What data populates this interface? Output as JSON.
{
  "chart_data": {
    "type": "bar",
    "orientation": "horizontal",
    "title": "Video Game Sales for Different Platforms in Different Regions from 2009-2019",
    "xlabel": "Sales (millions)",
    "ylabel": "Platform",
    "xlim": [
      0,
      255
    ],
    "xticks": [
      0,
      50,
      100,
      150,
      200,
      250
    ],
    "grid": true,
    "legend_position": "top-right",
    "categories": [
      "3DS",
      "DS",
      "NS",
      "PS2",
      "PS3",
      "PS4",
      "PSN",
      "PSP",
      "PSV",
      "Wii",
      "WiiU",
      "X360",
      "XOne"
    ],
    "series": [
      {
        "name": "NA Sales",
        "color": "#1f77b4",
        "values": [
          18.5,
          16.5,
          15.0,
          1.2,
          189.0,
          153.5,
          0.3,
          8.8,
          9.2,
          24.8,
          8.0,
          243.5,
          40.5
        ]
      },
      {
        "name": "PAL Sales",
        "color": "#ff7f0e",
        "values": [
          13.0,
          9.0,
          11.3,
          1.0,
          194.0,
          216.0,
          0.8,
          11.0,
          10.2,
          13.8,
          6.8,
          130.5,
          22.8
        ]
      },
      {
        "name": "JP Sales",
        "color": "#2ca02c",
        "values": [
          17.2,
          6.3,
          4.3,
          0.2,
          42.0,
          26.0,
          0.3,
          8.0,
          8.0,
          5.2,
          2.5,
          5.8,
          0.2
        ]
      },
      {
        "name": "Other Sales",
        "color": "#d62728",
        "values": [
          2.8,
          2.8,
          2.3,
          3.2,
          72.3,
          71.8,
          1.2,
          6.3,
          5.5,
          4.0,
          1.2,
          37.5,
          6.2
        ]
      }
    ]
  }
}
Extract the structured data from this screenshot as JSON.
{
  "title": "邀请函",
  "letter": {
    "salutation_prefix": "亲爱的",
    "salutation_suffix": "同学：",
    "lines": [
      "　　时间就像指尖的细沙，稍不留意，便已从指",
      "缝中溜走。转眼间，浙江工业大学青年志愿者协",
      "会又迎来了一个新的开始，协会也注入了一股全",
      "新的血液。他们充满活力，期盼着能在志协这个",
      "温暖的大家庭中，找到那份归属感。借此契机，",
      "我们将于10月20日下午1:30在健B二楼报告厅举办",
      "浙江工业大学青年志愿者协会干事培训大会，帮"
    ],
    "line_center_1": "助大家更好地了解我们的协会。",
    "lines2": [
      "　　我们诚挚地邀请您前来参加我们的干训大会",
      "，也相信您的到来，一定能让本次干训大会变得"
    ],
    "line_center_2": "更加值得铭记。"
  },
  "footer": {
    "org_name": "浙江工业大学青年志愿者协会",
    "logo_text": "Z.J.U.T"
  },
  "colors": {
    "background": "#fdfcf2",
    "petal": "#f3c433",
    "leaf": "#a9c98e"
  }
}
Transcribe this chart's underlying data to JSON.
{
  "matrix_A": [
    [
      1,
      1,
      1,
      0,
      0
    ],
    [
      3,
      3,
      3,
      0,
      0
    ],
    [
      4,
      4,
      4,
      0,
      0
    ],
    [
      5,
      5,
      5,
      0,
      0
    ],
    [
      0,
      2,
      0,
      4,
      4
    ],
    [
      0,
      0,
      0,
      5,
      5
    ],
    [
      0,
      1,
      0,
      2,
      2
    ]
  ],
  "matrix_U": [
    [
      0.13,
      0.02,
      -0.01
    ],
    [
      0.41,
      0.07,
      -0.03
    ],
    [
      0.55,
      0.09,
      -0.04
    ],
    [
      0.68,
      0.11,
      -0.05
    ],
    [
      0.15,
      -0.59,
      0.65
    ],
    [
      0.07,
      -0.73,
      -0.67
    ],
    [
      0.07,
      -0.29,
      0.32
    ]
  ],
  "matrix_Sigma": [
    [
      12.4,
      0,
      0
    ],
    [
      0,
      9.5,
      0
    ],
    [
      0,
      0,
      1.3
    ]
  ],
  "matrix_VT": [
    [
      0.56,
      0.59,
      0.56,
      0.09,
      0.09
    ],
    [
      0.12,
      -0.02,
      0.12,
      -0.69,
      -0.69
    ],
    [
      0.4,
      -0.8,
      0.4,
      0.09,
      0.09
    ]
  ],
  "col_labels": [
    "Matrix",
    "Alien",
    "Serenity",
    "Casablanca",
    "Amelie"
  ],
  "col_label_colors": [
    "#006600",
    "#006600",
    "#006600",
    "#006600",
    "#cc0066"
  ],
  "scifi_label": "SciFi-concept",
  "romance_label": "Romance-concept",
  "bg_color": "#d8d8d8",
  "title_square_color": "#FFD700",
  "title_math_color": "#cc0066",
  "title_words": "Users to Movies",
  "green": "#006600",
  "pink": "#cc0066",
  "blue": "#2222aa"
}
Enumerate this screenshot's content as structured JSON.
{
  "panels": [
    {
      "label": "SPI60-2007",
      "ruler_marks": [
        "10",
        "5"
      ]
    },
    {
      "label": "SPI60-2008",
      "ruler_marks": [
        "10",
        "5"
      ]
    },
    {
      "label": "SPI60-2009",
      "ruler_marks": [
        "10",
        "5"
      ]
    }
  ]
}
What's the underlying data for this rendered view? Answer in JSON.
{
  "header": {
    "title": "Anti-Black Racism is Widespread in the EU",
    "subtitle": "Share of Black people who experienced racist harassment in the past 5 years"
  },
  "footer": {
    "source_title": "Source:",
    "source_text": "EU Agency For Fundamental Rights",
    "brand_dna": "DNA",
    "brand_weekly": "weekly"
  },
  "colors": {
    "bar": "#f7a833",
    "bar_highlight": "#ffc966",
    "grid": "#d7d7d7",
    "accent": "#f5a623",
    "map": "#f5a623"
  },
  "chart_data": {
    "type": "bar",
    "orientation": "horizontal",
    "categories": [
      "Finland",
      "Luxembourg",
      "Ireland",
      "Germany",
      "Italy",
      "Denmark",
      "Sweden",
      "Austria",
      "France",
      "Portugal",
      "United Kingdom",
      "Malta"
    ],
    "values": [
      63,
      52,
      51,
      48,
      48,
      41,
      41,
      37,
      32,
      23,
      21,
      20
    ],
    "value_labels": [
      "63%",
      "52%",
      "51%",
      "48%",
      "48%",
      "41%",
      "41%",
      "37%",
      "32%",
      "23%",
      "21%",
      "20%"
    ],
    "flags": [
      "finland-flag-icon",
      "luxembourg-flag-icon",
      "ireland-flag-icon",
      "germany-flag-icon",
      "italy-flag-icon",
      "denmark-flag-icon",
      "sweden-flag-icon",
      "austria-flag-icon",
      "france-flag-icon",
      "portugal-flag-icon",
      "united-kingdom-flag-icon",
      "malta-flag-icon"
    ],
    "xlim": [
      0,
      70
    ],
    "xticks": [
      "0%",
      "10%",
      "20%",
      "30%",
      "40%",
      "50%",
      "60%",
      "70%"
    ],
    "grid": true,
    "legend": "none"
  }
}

------

## JOB
Only the number is wanted: how many lines in the entries above contain the word "What"?

## CORRECT OUTPUT
2